**WHAT IS REQUIRED:**
For every line in the data below that contains "color", copy the line.

**Data entries for graphics:**
------------------------------------------------
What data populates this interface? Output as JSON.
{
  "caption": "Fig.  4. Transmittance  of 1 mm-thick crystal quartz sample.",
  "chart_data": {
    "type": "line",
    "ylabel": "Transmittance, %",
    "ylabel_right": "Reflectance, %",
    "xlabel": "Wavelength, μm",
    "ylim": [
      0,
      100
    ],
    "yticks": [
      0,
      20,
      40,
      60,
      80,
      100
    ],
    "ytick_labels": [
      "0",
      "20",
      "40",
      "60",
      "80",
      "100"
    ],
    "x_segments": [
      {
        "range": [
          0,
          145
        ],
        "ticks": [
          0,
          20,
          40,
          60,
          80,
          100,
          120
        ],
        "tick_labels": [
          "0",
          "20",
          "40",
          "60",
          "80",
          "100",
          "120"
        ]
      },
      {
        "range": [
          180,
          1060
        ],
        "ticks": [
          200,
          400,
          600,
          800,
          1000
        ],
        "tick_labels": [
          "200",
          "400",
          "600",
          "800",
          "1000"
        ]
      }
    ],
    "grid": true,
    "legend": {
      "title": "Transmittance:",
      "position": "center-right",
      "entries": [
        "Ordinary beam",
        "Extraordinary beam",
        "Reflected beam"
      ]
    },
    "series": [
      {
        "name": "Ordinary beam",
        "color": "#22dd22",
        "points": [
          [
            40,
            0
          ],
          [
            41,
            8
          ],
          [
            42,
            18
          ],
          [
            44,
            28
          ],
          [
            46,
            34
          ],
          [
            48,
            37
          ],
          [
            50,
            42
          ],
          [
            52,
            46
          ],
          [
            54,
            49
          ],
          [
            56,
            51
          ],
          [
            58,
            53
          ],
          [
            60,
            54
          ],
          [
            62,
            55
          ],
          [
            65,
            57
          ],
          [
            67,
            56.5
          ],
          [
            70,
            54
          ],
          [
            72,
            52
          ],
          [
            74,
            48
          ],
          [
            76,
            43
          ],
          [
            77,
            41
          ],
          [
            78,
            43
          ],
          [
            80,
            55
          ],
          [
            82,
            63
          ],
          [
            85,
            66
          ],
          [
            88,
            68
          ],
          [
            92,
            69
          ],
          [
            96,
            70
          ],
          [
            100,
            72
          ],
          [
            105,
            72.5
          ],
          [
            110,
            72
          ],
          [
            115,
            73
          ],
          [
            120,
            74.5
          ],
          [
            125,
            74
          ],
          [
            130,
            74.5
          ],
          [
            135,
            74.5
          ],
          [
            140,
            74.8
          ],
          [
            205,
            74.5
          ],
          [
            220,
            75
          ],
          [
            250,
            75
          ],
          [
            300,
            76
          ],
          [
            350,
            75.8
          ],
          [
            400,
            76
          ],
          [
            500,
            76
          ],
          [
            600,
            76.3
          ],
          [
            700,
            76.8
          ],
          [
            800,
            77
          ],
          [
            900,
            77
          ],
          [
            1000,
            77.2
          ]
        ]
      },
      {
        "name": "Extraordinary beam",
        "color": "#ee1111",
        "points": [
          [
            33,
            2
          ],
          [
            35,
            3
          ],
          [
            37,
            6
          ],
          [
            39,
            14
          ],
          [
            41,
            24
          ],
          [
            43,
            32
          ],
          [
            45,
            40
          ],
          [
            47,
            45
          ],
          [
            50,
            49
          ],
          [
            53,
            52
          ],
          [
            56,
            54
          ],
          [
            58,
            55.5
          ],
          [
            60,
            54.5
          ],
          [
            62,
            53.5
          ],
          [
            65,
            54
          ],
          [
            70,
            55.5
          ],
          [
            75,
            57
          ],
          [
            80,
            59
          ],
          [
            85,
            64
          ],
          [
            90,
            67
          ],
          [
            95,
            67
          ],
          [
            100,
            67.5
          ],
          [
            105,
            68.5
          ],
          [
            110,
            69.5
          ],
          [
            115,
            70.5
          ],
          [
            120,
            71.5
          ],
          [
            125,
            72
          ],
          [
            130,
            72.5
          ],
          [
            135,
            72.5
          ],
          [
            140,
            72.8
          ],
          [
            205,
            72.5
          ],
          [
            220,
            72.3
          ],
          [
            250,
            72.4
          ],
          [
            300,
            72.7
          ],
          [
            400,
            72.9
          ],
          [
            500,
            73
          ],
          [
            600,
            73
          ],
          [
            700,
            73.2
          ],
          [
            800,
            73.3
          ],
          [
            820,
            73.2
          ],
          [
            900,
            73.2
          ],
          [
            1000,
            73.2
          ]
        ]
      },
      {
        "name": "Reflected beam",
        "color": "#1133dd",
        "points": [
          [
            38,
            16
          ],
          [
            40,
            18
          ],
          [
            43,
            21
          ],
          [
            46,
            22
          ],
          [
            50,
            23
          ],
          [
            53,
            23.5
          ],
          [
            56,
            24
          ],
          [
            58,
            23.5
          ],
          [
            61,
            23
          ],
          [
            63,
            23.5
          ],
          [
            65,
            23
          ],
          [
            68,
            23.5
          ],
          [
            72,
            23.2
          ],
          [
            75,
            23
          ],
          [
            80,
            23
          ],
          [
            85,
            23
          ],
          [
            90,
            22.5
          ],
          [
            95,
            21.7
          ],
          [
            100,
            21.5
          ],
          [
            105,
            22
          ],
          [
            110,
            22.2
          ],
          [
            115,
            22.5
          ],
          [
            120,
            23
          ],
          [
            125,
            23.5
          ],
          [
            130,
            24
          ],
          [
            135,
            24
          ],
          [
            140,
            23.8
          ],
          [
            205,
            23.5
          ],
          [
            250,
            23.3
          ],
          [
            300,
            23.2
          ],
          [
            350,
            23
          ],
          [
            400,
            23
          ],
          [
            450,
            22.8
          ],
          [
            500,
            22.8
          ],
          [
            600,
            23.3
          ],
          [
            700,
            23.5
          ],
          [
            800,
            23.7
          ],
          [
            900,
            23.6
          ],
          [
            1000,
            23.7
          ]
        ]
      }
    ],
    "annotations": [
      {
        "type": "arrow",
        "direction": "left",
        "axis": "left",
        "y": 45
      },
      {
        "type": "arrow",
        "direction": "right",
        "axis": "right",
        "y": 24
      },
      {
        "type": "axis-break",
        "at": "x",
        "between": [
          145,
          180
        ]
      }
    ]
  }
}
------------------------------------------------
**EXERCISE RESPONSE:**
        "color": "#22dd22",
        "color": "#ee1111",
        "color": "#1133dd",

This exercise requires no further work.